Stored data:
============

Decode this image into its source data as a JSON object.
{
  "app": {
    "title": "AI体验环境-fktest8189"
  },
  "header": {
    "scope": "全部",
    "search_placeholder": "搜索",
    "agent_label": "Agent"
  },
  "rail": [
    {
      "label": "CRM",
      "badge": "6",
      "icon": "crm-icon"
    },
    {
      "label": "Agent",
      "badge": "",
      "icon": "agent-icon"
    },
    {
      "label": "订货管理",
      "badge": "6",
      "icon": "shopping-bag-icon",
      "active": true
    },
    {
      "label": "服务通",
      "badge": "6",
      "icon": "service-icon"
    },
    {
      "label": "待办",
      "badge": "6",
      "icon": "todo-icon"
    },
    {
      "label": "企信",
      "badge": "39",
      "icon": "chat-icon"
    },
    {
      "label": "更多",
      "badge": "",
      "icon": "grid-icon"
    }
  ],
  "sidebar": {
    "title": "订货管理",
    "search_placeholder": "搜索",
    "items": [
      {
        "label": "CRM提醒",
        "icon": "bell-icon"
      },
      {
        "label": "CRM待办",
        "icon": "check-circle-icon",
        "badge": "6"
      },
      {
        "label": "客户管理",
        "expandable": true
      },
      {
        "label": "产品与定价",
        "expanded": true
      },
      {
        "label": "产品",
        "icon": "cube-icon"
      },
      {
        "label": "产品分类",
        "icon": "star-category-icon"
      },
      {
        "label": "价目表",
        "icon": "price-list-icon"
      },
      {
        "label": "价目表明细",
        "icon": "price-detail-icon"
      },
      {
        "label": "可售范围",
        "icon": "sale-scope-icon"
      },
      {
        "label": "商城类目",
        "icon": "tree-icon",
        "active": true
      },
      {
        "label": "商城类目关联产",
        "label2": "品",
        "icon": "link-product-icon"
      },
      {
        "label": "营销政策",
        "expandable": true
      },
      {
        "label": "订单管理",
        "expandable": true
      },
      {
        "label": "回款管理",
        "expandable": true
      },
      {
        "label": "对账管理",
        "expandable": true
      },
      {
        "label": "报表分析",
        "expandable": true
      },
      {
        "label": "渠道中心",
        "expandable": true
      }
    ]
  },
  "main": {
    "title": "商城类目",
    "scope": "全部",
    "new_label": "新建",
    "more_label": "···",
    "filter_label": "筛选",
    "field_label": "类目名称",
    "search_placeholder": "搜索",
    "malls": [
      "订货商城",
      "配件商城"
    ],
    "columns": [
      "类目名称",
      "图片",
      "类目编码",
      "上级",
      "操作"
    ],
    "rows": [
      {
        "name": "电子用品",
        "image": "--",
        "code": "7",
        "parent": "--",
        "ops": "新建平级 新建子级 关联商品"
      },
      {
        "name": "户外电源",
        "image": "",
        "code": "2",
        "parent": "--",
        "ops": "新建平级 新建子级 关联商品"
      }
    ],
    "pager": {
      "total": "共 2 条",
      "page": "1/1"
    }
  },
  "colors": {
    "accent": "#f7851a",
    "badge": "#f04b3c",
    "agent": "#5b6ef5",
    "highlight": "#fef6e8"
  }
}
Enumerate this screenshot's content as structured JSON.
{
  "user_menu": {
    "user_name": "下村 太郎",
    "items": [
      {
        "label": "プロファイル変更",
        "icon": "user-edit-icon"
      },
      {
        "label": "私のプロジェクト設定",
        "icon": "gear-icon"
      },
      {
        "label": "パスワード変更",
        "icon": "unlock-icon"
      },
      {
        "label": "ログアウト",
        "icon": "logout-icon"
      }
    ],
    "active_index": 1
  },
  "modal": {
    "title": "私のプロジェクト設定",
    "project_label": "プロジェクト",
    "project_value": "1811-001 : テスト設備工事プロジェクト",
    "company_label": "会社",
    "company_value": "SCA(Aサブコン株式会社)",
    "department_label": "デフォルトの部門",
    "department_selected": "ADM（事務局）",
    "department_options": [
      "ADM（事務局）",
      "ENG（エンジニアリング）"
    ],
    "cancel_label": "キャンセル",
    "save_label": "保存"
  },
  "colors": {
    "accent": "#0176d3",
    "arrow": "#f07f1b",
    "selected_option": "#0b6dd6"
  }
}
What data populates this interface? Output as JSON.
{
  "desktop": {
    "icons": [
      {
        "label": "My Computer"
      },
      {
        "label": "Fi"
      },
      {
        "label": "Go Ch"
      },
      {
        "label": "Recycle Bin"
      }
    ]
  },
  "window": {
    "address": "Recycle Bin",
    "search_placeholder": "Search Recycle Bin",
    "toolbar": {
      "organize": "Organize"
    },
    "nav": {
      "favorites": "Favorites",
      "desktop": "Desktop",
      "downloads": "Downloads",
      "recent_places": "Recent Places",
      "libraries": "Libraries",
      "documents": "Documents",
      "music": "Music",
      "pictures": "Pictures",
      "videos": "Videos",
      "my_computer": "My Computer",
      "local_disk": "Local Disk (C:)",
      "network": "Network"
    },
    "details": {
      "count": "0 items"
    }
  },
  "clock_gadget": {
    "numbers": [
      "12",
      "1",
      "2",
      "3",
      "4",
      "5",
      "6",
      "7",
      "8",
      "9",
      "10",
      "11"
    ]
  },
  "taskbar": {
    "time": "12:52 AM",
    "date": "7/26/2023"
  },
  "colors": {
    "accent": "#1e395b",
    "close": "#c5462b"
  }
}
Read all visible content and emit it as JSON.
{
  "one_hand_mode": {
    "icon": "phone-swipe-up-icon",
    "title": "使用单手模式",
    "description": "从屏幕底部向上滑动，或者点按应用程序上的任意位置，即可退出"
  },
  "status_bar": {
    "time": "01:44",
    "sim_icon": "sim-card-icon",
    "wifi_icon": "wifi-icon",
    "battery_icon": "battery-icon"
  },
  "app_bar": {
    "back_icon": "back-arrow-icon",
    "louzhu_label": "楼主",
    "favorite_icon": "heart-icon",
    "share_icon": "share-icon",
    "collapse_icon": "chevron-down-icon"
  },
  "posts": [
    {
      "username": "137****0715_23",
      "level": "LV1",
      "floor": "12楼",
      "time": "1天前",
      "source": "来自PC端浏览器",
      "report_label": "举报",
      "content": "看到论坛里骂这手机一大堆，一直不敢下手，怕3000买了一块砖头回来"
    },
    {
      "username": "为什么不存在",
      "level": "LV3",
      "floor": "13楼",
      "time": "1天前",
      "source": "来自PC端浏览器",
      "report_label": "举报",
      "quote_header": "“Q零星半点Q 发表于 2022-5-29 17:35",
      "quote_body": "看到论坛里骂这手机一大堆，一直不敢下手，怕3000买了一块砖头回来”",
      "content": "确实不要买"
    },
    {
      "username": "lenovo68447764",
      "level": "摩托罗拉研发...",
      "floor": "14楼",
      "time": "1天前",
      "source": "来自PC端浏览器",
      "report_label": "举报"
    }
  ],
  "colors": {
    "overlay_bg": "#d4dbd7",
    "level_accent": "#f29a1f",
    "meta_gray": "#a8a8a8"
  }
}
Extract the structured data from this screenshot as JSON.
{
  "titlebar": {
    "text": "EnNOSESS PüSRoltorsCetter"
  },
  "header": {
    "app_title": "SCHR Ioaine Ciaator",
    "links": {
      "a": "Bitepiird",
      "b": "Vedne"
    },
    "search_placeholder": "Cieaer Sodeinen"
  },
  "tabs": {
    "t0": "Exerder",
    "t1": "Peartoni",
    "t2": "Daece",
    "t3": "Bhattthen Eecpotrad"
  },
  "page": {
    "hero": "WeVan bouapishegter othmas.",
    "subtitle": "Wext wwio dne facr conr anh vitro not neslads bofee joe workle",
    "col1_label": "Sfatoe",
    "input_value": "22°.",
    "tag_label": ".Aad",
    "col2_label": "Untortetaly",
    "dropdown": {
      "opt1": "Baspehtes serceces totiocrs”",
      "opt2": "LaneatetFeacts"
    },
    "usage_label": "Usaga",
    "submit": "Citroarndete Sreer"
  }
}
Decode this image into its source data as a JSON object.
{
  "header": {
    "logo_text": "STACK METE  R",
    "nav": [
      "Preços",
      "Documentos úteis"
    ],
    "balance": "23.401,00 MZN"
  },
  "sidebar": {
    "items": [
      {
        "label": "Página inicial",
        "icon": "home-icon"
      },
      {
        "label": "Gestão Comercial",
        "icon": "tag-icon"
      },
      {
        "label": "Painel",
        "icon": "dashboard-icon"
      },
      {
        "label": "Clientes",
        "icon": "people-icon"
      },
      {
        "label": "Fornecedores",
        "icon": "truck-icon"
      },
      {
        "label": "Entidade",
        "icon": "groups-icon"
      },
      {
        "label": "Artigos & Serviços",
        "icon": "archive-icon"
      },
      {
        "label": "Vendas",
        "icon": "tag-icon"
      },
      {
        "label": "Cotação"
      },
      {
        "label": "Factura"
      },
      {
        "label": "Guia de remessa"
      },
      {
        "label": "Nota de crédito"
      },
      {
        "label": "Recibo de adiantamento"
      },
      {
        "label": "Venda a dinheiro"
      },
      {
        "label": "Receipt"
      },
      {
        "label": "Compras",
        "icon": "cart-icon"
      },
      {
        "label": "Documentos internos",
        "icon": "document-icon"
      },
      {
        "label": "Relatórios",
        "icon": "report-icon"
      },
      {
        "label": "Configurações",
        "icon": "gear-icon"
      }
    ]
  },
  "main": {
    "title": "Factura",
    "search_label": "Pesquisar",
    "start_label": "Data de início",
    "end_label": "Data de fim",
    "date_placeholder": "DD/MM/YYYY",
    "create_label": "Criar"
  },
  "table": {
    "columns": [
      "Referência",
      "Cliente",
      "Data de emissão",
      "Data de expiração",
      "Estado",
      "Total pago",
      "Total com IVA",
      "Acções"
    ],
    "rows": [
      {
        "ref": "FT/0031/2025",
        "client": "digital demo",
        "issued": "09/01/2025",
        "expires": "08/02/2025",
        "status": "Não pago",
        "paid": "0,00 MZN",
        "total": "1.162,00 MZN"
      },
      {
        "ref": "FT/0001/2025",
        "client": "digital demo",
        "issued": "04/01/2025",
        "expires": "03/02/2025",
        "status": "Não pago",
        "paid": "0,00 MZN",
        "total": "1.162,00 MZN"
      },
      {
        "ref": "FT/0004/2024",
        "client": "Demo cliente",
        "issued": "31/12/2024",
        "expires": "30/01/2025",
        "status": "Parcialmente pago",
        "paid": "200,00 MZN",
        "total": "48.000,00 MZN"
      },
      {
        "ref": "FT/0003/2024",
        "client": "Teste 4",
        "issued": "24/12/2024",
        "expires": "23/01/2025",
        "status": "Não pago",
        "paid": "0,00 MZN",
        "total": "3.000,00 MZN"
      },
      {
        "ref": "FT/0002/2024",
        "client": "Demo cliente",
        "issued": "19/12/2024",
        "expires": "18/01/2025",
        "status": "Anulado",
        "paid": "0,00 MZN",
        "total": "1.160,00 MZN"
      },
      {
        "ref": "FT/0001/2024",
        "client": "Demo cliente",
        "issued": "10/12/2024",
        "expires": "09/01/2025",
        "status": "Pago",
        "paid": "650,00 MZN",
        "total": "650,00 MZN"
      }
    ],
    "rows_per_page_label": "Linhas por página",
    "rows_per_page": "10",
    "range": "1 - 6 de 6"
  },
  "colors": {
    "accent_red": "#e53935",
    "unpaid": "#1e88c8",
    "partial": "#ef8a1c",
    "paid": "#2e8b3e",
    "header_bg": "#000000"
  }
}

============

- PROBLEM STATEMENT
Show all lines from the data above in which the word "screenshot" appears.

- RESPONSE FOR THIS EXERCISE
Enumerate this screenshot's content as structured JSON.
Extract the structured data from this screenshot as JSON.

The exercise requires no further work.